Work to do:
Tally the lines that contain "Limited" and report the total alone.

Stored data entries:
■ ■ ■ ■ ■

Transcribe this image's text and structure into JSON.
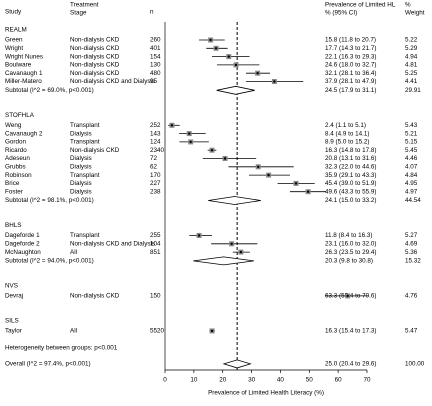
{
  "chart_data": {
    "type": "forest",
    "columns": {
      "study": "Study",
      "stage": [
        "Treatment",
        "Stage"
      ],
      "n": "n",
      "ci": [
        "Prevalence of Limited HL",
        "% (95% CI)"
      ],
      "weight": [
        "%",
        "Weight"
      ]
    },
    "xlabel": "Prevalence of Limited Health Literacy (%)",
    "xlim": [
      0,
      70
    ],
    "xticks": [
      0,
      10,
      20,
      30,
      40,
      50,
      60,
      70
    ],
    "groups": [
      {
        "name": "REALM",
        "studies": [
          {
            "study": "Green",
            "stage": "Non-dialysis CKD",
            "n": 260,
            "estimate": 15.8,
            "lower": 11.8,
            "upper": 20.7,
            "ci_label": "15.8 (11.8 to 20.7)",
            "weight": "5.22"
          },
          {
            "study": "Wright",
            "stage": "Non-dialysis CKD",
            "n": 401,
            "estimate": 17.7,
            "lower": 14.3,
            "upper": 21.7,
            "ci_label": "17.7 (14.3 to 21.7)",
            "weight": "5.29"
          },
          {
            "study": "Wright Nunes",
            "stage": "Non-dialysis CKD",
            "n": 154,
            "estimate": 22.1,
            "lower": 16.3,
            "upper": 29.3,
            "ci_label": "22.1 (16.3 to 29.3)",
            "weight": "4.94"
          },
          {
            "study": "Boulware",
            "stage": "Non-dialysis CKD",
            "n": 130,
            "estimate": 24.6,
            "lower": 18.0,
            "upper": 32.7,
            "ci_label": "24.6 (18.0 to 32.7)",
            "weight": "4.81"
          },
          {
            "study": "Cavanaugh 1",
            "stage": "Non-dialysis CKD",
            "n": 480,
            "estimate": 32.1,
            "lower": 28.1,
            "upper": 36.4,
            "ci_label": "32.1 (28.1 to 36.4)",
            "weight": "5.25"
          },
          {
            "study": "Miller-Matero",
            "stage": "Non-dialysis CKD and Dialysis",
            "n": 95,
            "estimate": 37.9,
            "lower": 28.1,
            "upper": 47.9,
            "ci_label": "37.9 (28.1 to 47.9)",
            "weight": "4.41"
          }
        ],
        "subtotal": {
          "label": "Subtotal  (I^2 = 69.0%, p<0.001)",
          "estimate": 24.5,
          "lower": 17.9,
          "upper": 31.1,
          "ci_label": "24.5 (17.9 to 31.1)",
          "weight": "29.91"
        }
      },
      {
        "name": "STOFHLA",
        "studies": [
          {
            "study": "Weng",
            "stage": "Transplant",
            "n": 252,
            "estimate": 2.4,
            "lower": 1.1,
            "upper": 5.1,
            "ci_label": "2.4 (1.1 to 5.1)",
            "weight": "5.43"
          },
          {
            "study": "Cavanaugh 2",
            "stage": "Dialysis",
            "n": 143,
            "estimate": 8.4,
            "lower": 4.9,
            "upper": 14.1,
            "ci_label": "8.4 (4.9 to 14.1)",
            "weight": "5.21"
          },
          {
            "study": "Gordon",
            "stage": "Transplant",
            "n": 124,
            "estimate": 8.9,
            "lower": 5.0,
            "upper": 15.2,
            "ci_label": "8.9 (5.0 to 15.2)",
            "weight": "5.15"
          },
          {
            "study": "Ricardo",
            "stage": "Non-dialysis CKD",
            "n": 2340,
            "estimate": 16.3,
            "lower": 14.8,
            "upper": 17.8,
            "ci_label": "16.3 (14.8 to 17.8)",
            "weight": "5.45"
          },
          {
            "study": "Adeseun",
            "stage": "Dialysis",
            "n": 72,
            "estimate": 20.8,
            "lower": 13.1,
            "upper": 31.6,
            "ci_label": "20.8 (13.1 to 31.6)",
            "weight": "4.46"
          },
          {
            "study": "Grubbs",
            "stage": "Dialysis",
            "n": 62,
            "estimate": 32.3,
            "lower": 22.0,
            "upper": 44.6,
            "ci_label": "32.3 (22.0 to 44.6)",
            "weight": "4.07"
          },
          {
            "study": "Robinson",
            "stage": "Transplant",
            "n": 170,
            "estimate": 35.9,
            "lower": 29.1,
            "upper": 43.3,
            "ci_label": "35.9 (29.1 to 43.3)",
            "weight": "4.84"
          },
          {
            "study": "Brice",
            "stage": "Dialysis",
            "n": 227,
            "estimate": 45.4,
            "lower": 39.0,
            "upper": 51.9,
            "ci_label": "45.4 (39.0 to 51.9)",
            "weight": "4.95"
          },
          {
            "study": "Foster",
            "stage": "Dialysis",
            "n": 238,
            "estimate": 49.6,
            "lower": 43.3,
            "upper": 55.9,
            "ci_label": "49.6 (43.3 to 55.9)",
            "weight": "4.97"
          }
        ],
        "subtotal": {
          "label": "Subtotal  (I^2 = 98.1%, p<0.001)",
          "estimate": 24.1,
          "lower": 15.0,
          "upper": 33.2,
          "ci_label": "24.1 (15.0 to 33.2)",
          "weight": "44.54"
        }
      },
      {
        "name": "BHLS",
        "studies": [
          {
            "study": "Dageforde 1",
            "stage": "Transplant",
            "n": 255,
            "estimate": 11.8,
            "lower": 8.4,
            "upper": 16.3,
            "ci_label": "11.8 (8.4 to 16.3)",
            "weight": "5.27"
          },
          {
            "study": "Dageforde 2",
            "stage": "Non-dialysis CKD and Dialysis",
            "n": 104,
            "estimate": 23.1,
            "lower": 16.0,
            "upper": 32.0,
            "ci_label": "23.1 (16.0 to 32.0)",
            "weight": "4.69"
          },
          {
            "study": "McNaughton",
            "stage": "All",
            "n": 851,
            "estimate": 26.3,
            "lower": 23.5,
            "upper": 29.4,
            "ci_label": "26.3 (23.5 to 29.4)",
            "weight": "5.36"
          }
        ],
        "subtotal": {
          "label": "Subtotal  (I^2 = 94.0%, p<0.001)",
          "estimate": 20.3,
          "lower": 9.8,
          "upper": 30.8,
          "ci_label": "20.3 (9.8 to 30.8)",
          "weight": "15.32"
        }
      },
      {
        "name": "NVS",
        "studies": [
          {
            "study": "Devraj",
            "stage": "Non-dialysis CKD",
            "n": 150,
            "estimate": 63.3,
            "lower": 55.4,
            "upper": 70.6,
            "ci_label": "63.3 (55.4 to 70.6)",
            "weight": "4.76"
          }
        ]
      },
      {
        "name": "SILS",
        "studies": [
          {
            "study": "Taylor",
            "stage": "All",
            "n": 5520,
            "estimate": 16.3,
            "lower": 15.4,
            "upper": 17.3,
            "ci_label": "16.3 (15.4 to 17.3)",
            "weight": "5.47"
          }
        ]
      }
    ],
    "heterogeneity": "Heterogeneity between groups: p<0.001",
    "overall": {
      "label": "Overall  (I^2 = 97.4%, p<0.001)",
      "estimate": 25.0,
      "lower": 20.4,
      "upper": 29.6,
      "ci_label": "25.0 (20.4 to 29.6)",
      "weight": "100.00"
    }
  }
}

■ ■ ■ ■ ■

Written solution:
2